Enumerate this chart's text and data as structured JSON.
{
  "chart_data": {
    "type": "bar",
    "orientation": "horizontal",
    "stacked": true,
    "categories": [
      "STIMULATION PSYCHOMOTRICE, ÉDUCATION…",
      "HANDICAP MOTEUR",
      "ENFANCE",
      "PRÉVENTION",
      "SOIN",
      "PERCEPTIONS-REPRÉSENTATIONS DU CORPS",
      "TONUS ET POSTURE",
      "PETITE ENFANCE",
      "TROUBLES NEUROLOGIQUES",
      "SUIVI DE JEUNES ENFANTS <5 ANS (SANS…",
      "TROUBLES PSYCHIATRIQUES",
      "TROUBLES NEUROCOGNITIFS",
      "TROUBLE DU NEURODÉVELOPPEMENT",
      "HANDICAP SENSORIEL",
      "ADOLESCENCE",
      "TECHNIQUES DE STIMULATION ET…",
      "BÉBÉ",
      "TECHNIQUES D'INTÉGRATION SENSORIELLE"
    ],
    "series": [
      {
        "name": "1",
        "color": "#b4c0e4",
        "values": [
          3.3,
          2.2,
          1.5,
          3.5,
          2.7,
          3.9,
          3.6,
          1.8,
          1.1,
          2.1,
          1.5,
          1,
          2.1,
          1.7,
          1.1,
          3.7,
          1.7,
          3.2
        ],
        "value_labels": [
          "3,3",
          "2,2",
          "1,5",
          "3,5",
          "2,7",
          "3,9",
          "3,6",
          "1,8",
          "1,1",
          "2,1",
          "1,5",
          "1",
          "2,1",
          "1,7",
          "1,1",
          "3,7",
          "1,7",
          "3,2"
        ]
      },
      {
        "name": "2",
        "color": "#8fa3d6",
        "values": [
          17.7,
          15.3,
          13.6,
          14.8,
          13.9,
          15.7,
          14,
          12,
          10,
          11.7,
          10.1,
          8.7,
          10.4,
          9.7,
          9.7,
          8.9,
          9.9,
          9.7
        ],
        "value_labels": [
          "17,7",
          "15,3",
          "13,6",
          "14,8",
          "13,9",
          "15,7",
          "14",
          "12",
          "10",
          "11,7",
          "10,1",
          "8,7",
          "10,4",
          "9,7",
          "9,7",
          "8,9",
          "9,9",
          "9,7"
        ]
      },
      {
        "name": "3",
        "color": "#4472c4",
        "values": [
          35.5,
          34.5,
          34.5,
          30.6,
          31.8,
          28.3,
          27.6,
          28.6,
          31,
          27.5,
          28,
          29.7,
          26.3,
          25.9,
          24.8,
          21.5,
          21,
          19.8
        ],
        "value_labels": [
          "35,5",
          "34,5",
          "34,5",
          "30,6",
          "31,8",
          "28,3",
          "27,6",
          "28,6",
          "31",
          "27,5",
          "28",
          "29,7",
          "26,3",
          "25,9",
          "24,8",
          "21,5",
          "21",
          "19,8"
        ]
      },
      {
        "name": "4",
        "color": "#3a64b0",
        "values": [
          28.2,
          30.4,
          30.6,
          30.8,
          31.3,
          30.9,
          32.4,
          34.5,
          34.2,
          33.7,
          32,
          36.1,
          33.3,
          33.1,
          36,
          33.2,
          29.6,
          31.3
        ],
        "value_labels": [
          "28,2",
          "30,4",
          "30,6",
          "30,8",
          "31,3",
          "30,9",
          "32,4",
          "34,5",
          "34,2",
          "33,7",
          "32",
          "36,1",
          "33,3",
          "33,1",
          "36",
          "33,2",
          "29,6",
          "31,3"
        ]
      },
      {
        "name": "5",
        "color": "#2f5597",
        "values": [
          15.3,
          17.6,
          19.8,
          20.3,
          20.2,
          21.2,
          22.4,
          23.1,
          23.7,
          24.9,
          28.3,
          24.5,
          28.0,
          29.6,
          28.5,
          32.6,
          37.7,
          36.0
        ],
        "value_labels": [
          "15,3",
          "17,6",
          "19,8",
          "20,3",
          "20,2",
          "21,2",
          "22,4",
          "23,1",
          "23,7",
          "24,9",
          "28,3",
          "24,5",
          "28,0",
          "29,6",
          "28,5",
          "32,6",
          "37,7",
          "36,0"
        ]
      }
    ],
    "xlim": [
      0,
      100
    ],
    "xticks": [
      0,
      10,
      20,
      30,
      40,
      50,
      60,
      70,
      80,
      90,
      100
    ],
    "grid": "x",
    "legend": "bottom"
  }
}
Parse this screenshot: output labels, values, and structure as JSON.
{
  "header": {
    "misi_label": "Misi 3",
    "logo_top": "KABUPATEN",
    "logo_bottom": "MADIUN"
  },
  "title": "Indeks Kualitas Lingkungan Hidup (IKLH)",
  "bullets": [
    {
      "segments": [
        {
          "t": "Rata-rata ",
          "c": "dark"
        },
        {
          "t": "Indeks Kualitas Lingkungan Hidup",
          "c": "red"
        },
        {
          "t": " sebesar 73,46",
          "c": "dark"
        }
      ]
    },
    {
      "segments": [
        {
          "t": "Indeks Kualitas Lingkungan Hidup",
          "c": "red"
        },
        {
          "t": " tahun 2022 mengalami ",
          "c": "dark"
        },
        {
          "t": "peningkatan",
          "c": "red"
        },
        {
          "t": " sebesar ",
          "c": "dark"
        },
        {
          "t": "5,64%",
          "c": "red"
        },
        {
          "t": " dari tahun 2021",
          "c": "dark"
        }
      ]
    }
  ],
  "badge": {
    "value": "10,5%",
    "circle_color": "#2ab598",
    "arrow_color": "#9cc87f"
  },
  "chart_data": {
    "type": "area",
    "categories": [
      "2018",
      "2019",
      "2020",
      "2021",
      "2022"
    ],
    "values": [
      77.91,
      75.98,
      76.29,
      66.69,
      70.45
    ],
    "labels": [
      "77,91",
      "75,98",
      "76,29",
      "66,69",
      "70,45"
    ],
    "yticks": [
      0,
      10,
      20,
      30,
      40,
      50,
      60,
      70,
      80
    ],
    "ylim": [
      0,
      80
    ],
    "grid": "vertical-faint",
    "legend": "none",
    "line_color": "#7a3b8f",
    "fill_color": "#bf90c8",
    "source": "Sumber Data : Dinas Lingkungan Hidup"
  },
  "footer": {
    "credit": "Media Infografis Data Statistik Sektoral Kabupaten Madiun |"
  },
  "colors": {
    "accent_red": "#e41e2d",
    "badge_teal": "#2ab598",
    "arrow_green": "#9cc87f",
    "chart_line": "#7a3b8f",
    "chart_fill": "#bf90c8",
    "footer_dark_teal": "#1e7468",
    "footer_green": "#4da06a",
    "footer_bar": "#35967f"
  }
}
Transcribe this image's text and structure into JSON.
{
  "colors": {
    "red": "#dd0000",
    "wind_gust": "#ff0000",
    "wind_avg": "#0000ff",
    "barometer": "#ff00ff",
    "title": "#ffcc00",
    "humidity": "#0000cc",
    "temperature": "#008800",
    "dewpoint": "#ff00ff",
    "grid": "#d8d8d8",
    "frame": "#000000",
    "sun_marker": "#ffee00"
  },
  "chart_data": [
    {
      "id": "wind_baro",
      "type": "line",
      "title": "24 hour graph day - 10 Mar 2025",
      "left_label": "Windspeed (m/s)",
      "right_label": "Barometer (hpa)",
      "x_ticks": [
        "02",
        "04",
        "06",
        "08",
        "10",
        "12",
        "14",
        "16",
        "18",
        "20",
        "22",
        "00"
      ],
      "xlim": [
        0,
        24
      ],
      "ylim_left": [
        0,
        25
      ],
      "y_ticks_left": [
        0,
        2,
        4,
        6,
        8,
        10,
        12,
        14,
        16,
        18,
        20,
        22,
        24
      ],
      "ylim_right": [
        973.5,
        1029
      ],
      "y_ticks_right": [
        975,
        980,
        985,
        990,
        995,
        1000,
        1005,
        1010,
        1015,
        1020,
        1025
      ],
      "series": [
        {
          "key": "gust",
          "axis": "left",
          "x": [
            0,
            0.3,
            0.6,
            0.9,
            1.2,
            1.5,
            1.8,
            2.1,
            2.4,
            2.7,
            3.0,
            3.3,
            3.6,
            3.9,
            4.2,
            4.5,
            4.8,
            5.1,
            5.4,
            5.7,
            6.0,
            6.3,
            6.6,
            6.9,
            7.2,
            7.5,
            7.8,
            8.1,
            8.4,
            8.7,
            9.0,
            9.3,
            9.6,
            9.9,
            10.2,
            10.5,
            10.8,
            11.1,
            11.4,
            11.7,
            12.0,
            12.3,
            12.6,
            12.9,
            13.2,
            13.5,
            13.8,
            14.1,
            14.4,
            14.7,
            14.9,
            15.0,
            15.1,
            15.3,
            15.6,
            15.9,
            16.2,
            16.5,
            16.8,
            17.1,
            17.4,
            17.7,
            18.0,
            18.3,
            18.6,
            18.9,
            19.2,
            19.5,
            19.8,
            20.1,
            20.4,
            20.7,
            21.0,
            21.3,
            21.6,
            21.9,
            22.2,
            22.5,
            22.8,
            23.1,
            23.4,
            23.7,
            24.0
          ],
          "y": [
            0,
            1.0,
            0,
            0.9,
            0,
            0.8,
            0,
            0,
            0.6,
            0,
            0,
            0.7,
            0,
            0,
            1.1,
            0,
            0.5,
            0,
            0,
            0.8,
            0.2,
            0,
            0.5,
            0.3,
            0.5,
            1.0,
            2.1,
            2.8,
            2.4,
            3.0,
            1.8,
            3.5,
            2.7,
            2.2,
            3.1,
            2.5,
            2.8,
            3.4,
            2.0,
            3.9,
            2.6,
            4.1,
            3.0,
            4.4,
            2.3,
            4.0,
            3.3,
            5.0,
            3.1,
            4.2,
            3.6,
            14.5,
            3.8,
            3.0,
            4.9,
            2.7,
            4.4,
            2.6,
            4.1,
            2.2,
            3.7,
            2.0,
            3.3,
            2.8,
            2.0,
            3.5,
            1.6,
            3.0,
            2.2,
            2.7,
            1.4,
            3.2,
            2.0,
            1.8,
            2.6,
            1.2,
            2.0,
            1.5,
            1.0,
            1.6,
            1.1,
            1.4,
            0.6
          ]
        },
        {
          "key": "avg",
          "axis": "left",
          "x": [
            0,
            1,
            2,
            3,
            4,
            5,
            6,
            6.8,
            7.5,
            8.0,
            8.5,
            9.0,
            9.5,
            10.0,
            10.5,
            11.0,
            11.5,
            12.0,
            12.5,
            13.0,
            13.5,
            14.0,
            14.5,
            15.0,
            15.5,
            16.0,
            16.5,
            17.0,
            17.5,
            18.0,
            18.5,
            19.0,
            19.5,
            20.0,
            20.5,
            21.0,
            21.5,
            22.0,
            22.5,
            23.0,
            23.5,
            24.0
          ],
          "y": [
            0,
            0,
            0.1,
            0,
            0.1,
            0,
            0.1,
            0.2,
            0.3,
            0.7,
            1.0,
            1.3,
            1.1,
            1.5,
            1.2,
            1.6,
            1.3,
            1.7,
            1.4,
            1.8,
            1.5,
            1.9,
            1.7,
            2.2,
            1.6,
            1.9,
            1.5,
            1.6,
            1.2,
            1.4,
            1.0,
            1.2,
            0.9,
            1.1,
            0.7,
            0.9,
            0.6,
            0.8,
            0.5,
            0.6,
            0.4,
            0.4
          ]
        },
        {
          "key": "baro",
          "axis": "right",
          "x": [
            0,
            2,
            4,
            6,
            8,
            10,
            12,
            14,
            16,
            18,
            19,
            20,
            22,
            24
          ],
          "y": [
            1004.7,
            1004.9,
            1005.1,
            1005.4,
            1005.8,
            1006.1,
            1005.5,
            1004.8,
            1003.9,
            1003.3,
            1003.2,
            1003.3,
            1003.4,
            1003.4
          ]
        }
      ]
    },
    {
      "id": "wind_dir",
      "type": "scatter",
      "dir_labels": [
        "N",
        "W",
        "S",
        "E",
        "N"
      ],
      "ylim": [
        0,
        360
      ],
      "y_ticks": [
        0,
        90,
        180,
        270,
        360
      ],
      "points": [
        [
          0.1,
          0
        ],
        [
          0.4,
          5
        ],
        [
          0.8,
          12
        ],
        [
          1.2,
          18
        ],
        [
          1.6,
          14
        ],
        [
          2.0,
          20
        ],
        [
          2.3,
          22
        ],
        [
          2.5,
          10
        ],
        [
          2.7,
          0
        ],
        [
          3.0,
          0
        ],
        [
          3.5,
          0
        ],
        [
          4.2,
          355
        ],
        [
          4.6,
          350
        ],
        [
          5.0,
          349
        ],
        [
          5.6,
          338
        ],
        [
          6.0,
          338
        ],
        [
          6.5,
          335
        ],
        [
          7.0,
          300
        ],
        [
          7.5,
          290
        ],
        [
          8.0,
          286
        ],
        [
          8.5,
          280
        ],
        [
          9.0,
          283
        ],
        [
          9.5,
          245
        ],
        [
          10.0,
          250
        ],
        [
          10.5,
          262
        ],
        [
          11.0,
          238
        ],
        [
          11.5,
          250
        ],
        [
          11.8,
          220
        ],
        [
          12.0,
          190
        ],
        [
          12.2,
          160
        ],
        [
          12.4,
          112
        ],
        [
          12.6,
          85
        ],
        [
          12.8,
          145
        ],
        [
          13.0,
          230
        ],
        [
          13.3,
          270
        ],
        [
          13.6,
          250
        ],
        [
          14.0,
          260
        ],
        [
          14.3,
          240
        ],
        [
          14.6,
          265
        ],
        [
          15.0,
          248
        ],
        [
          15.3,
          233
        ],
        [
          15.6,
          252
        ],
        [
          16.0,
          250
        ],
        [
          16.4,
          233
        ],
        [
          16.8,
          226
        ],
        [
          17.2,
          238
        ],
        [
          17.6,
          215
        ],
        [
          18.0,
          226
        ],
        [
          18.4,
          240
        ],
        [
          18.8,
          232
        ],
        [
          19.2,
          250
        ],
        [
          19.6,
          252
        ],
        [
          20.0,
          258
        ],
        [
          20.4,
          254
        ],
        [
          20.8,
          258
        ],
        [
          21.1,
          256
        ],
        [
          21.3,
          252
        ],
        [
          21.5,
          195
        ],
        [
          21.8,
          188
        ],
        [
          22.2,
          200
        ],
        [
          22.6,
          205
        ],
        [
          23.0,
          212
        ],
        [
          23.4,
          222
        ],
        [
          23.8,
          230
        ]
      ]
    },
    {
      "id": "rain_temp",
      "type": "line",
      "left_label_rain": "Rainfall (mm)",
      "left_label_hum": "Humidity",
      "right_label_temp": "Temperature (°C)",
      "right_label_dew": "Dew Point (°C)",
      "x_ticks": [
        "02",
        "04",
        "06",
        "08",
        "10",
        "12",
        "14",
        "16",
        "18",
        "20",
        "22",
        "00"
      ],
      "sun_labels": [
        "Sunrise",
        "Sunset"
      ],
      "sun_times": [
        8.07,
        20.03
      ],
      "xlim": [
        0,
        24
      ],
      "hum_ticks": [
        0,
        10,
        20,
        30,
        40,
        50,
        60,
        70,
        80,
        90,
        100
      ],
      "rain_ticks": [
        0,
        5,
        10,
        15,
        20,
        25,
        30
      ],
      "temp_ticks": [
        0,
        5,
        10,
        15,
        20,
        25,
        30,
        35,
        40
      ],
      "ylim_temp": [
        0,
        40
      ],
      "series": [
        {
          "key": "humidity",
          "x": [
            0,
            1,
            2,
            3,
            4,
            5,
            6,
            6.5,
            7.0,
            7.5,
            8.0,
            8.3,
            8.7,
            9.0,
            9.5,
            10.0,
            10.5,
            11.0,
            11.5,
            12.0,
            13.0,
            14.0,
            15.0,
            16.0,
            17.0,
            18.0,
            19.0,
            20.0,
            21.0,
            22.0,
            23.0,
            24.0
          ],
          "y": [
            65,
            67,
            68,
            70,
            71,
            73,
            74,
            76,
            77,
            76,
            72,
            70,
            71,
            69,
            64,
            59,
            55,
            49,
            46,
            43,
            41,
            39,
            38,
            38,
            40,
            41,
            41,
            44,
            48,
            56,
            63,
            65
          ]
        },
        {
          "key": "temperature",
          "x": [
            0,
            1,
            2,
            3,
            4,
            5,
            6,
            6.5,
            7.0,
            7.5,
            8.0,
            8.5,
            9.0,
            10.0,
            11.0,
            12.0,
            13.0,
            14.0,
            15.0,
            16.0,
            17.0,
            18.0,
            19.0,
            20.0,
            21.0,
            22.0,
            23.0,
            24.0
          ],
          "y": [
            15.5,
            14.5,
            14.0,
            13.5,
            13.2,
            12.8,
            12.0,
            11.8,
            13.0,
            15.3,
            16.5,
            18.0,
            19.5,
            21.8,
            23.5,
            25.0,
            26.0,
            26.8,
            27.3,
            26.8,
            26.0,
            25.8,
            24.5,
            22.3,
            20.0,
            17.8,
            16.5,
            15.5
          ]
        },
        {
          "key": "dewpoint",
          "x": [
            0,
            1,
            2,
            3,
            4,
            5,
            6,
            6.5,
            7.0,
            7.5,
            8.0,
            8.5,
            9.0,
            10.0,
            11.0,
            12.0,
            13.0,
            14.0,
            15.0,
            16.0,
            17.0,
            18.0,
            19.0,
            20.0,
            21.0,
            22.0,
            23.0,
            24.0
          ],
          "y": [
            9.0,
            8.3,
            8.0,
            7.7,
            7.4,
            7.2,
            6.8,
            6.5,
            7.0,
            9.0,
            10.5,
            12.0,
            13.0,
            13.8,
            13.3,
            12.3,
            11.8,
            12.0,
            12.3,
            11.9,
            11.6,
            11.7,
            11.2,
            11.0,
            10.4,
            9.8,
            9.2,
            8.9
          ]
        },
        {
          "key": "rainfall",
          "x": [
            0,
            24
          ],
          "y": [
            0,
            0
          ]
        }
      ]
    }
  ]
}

◆ **Goal of the exercise**
Find each line in the records holding the string "Lingkungan" and show it.

◆ **Exercise result**
  "title": "Indeks Kualitas Lingkungan Hidup (IKLH)",
          "t": "Indeks Kualitas Lingkungan Hidup",
          "t": "Indeks Kualitas Lingkungan Hidup",
    "source": "Sumber Data : Dinas Lingkungan Hidup"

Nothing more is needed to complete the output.